Aim of the exercise: Gather each line containing the string "Информация" from these entries.

Information supplied:
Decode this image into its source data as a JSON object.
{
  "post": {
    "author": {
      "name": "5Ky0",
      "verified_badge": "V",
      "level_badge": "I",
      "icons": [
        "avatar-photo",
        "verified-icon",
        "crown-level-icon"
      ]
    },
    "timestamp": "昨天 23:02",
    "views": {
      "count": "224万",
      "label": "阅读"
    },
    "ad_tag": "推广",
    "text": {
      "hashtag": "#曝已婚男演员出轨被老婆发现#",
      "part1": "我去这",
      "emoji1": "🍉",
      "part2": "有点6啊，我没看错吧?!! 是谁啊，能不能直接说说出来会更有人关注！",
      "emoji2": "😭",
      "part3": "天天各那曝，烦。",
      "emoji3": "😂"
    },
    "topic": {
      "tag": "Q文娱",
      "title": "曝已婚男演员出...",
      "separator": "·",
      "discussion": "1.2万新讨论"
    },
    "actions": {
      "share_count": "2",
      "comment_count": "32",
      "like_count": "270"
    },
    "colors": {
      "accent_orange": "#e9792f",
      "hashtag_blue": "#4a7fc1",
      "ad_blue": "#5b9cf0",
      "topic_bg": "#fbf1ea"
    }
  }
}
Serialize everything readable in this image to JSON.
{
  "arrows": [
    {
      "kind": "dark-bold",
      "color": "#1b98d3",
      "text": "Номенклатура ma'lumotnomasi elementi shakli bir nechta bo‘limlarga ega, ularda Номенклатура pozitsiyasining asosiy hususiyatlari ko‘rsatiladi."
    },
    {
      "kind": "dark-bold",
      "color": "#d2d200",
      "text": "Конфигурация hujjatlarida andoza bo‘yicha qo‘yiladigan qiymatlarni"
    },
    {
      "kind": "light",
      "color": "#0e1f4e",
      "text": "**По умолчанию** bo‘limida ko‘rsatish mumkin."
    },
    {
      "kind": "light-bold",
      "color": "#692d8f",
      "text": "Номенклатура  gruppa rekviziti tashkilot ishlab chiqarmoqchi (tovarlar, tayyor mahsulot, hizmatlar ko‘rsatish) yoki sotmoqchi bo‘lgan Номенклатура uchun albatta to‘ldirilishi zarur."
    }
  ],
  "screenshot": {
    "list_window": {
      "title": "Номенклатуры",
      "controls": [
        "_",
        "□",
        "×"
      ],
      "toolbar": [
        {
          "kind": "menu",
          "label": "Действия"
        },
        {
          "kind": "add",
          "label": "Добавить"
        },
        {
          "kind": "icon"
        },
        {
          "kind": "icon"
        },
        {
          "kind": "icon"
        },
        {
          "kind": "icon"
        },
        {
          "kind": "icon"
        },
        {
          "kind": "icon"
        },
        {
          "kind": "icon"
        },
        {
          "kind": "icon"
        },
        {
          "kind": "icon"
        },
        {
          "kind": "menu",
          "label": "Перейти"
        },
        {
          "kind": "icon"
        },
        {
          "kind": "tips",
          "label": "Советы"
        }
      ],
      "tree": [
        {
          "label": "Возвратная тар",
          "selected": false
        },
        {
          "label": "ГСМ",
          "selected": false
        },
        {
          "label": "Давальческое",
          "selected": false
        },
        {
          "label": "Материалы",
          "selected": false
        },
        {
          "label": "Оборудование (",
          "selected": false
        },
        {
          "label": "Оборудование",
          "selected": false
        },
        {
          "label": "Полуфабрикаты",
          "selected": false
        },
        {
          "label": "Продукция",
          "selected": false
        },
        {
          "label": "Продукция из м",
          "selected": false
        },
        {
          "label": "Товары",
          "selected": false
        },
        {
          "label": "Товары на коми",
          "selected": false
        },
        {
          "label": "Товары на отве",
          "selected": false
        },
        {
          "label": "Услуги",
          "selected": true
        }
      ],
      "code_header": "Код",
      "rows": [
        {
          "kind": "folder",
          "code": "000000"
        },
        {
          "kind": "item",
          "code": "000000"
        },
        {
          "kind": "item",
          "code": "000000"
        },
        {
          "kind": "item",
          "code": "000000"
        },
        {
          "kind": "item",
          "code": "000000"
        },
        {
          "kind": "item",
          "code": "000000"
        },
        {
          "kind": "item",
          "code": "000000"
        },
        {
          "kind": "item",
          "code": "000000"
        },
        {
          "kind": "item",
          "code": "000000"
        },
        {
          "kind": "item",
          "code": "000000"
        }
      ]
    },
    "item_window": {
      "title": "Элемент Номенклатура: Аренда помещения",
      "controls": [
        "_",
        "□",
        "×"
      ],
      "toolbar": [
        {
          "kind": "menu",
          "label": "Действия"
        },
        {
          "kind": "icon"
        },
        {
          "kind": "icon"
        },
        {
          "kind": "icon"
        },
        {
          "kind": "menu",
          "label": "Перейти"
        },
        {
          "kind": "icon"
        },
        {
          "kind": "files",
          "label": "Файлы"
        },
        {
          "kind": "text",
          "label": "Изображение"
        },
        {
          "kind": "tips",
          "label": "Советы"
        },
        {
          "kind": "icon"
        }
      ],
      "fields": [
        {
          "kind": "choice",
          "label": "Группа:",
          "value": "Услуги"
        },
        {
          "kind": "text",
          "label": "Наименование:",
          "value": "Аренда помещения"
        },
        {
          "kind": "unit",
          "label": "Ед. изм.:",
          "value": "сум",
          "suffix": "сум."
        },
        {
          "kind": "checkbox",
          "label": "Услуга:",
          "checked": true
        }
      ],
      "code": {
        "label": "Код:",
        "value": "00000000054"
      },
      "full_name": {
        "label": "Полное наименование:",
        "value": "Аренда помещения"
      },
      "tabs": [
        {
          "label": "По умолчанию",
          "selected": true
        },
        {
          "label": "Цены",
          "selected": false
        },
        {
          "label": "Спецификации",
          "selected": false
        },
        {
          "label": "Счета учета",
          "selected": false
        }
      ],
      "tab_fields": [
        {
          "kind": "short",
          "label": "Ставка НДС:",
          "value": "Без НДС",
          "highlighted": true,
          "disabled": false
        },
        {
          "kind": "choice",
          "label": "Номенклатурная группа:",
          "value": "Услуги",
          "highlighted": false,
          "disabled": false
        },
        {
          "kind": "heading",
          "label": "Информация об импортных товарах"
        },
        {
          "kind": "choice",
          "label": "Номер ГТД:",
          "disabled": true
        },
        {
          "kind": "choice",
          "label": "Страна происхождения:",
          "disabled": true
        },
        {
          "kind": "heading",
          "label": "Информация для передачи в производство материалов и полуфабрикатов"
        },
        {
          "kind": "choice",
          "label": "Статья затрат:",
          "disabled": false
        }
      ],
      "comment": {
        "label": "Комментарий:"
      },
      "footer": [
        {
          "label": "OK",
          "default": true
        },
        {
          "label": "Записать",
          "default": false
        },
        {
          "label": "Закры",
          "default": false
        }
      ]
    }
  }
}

Reply:
          "label": "Информация об импортных товарах"
          "label": "Информация для передачи в производство материалов и полуфабрикатов"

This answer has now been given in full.